### RECORDS FOR THIS TASK:
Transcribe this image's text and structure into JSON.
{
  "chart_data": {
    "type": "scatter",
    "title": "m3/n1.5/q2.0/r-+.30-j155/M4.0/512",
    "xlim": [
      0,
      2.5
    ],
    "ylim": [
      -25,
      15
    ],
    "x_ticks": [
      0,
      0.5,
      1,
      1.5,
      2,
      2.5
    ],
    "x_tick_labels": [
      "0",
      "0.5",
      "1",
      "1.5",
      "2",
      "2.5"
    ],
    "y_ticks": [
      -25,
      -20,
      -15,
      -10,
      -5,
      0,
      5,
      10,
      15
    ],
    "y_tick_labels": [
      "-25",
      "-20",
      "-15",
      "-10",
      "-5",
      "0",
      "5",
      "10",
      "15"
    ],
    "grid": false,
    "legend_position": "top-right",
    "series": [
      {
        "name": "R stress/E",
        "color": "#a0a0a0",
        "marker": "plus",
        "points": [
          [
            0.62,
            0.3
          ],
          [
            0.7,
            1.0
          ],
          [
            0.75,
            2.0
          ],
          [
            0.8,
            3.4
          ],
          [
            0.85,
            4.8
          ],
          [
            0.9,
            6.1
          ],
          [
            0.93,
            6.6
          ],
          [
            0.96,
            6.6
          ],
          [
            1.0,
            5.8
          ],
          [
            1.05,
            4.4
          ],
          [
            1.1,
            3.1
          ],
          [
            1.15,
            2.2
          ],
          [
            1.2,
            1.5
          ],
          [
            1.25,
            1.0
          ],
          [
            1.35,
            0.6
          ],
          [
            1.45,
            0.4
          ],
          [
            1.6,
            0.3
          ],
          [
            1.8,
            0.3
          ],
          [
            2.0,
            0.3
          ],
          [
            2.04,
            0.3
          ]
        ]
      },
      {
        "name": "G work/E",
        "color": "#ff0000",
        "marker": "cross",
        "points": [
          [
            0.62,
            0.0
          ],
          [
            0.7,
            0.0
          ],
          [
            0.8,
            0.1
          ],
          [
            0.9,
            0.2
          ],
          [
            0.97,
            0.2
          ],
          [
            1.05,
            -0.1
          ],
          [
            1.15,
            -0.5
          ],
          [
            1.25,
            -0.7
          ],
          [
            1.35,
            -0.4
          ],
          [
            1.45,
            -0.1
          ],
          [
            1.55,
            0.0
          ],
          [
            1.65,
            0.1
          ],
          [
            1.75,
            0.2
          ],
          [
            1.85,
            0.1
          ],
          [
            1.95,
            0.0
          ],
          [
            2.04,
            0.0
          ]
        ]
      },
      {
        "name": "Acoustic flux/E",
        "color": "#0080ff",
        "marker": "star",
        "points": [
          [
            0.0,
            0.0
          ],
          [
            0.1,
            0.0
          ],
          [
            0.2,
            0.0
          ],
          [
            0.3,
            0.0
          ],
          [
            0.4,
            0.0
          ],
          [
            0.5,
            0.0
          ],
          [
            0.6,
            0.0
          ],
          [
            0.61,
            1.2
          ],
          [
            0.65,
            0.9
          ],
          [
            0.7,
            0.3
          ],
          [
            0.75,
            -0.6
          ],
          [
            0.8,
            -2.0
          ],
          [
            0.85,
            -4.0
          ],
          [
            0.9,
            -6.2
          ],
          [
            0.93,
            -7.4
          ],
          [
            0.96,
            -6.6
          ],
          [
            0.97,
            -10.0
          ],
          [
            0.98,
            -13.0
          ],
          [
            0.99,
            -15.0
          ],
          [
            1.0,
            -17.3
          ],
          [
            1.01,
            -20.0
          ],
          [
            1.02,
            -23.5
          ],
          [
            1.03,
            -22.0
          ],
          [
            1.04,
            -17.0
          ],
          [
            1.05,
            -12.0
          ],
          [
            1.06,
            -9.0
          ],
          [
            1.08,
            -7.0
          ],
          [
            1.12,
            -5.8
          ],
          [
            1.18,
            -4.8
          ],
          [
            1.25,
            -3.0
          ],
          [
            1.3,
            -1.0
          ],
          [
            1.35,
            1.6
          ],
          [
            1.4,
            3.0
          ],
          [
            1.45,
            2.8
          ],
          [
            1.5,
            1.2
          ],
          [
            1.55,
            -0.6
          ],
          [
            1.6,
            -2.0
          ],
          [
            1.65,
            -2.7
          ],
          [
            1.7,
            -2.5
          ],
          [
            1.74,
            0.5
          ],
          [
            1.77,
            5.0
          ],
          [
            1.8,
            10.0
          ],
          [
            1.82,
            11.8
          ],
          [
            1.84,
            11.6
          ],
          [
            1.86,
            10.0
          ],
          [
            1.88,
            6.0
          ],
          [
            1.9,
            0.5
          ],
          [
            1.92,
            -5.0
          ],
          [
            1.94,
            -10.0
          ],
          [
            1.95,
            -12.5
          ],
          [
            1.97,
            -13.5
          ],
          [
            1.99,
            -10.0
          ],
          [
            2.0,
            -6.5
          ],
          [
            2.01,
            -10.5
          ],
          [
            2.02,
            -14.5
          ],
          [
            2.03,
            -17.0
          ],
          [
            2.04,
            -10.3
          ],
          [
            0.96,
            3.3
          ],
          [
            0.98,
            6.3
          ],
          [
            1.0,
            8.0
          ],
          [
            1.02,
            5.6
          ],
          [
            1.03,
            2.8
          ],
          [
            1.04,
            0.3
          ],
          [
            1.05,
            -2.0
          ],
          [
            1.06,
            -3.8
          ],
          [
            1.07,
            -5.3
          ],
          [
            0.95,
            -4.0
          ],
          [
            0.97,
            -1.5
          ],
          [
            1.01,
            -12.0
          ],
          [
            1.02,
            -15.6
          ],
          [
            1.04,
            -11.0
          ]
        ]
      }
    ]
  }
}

### OBJECTIVE:
Print all of the entries again, exactly as written.

### WRITTEN RESPONSE:
Transcribe this image's text and structure into JSON.
{
  "chart_data": {
    "type": "scatter",
    "title": "m3/n1.5/q2.0/r-+.30-j155/M4.0/512",
    "xlim": [
      0,
      2.5
    ],
    "ylim": [
      -25,
      15
    ],
    "x_ticks": [
      0,
      0.5,
      1,
      1.5,
      2,
      2.5
    ],
    "x_tick_labels": [
      "0",
      "0.5",
      "1",
      "1.5",
      "2",
      "2.5"
    ],
    "y_ticks": [
      -25,
      -20,
      -15,
      -10,
      -5,
      0,
      5,
      10,
      15
    ],
    "y_tick_labels": [
      "-25",
      "-20",
      "-15",
      "-10",
      "-5",
      "0",
      "5",
      "10",
      "15"
    ],
    "grid": false,
    "legend_position": "top-right",
    "series": [
      {
        "name": "R stress/E",
        "color": "#a0a0a0",
        "marker": "plus",
        "points": [
          [
            0.62,
            0.3
          ],
          [
            0.7,
            1.0
          ],
          [
            0.75,
            2.0
          ],
          [
            0.8,
            3.4
          ],
          [
            0.85,
            4.8
          ],
          [
            0.9,
            6.1
          ],
          [
            0.93,
            6.6
          ],
          [
            0.96,
            6.6
          ],
          [
            1.0,
            5.8
          ],
          [
            1.05,
            4.4
          ],
          [
            1.1,
            3.1
          ],
          [
            1.15,
            2.2
          ],
          [
            1.2,
            1.5
          ],
          [
            1.25,
            1.0
          ],
          [
            1.35,
            0.6
          ],
          [
            1.45,
            0.4
          ],
          [
            1.6,
            0.3
          ],
          [
            1.8,
            0.3
          ],
          [
            2.0,
            0.3
          ],
          [
            2.04,
            0.3
          ]
        ]
      },
      {
        "name": "G work/E",
        "color": "#ff0000",
        "marker": "cross",
        "points": [
          [
            0.62,
            0.0
          ],
          [
            0.7,
            0.0
          ],
          [
            0.8,
            0.1
          ],
          [
            0.9,
            0.2
          ],
          [
            0.97,
            0.2
          ],
          [
            1.05,
            -0.1
          ],
          [
            1.15,
            -0.5
          ],
          [
            1.25,
            -0.7
          ],
          [
            1.35,
            -0.4
          ],
          [
            1.45,
            -0.1
          ],
          [
            1.55,
            0.0
          ],
          [
            1.65,
            0.1
          ],
          [
            1.75,
            0.2
          ],
          [
            1.85,
            0.1
          ],
          [
            1.95,
            0.0
          ],
          [
            2.04,
            0.0
          ]
        ]
      },
      {
        "name": "Acoustic flux/E",
        "color": "#0080ff",
        "marker": "star",
        "points": [
          [
            0.0,
            0.0
          ],
          [
            0.1,
            0.0
          ],
          [
            0.2,
            0.0
          ],
          [
            0.3,
            0.0
          ],
          [
            0.4,
            0.0
          ],
          [
            0.5,
            0.0
          ],
          [
            0.6,
            0.0
          ],
          [
            0.61,
            1.2
          ],
          [
            0.65,
            0.9
          ],
          [
            0.7,
            0.3
          ],
          [
            0.75,
            -0.6
          ],
          [
            0.8,
            -2.0
          ],
          [
            0.85,
            -4.0
          ],
          [
            0.9,
            -6.2
          ],
          [
            0.93,
            -7.4
          ],
          [
            0.96,
            -6.6
          ],
          [
            0.97,
            -10.0
          ],
          [
            0.98,
            -13.0
          ],
          [
            0.99,
            -15.0
          ],
          [
            1.0,
            -17.3
          ],
          [
            1.01,
            -20.0
          ],
          [
            1.02,
            -23.5
          ],
          [
            1.03,
            -22.0
          ],
          [
            1.04,
            -17.0
          ],
          [
            1.05,
            -12.0
          ],
          [
            1.06,
            -9.0
          ],
          [
            1.08,
            -7.0
          ],
          [
            1.12,
            -5.8
          ],
          [
            1.18,
            -4.8
          ],
          [
            1.25,
            -3.0
          ],
          [
            1.3,
            -1.0
          ],
          [
            1.35,
            1.6
          ],
          [
            1.4,
            3.0
          ],
          [
            1.45,
            2.8
          ],
          [
            1.5,
            1.2
          ],
          [
            1.55,
            -0.6
          ],
          [
            1.6,
            -2.0
          ],
          [
            1.65,
            -2.7
          ],
          [
            1.7,
            -2.5
          ],
          [
            1.74,
            0.5
          ],
          [
            1.77,
            5.0
          ],
          [
            1.8,
            10.0
          ],
          [
            1.82,
            11.8
          ],
          [
            1.84,
            11.6
          ],
          [
            1.86,
            10.0
          ],
          [
            1.88,
            6.0
          ],
          [
            1.9,
            0.5
          ],
          [
            1.92,
            -5.0
          ],
          [
            1.94,
            -10.0
          ],
          [
            1.95,
            -12.5
          ],
          [
            1.97,
            -13.5
          ],
          [
            1.99,
            -10.0
          ],
          [
            2.0,
            -6.5
          ],
          [
            2.01,
            -10.5
          ],
          [
            2.02,
            -14.5
          ],
          [
            2.03,
            -17.0
          ],
          [
            2.04,
            -10.3
          ],
          [
            0.96,
            3.3
          ],
          [
            0.98,
            6.3
          ],
          [
            1.0,
            8.0
          ],
          [
            1.02,
            5.6
          ],
          [
            1.03,
            2.8
          ],
          [
            1.04,
            0.3
          ],
          [
            1.05,
            -2.0
          ],
          [
            1.06,
            -3.8
          ],
          [
            1.07,
            -5.3
          ],
          [
            0.95,
            -4.0
          ],
          [
            0.97,
            -1.5
          ],
          [
            1.01,
            -12.0
          ],
          [
            1.02,
            -15.6
          ],
          [
            1.04,
            -11.0
          ]
        ]
      }
    ]
  }
}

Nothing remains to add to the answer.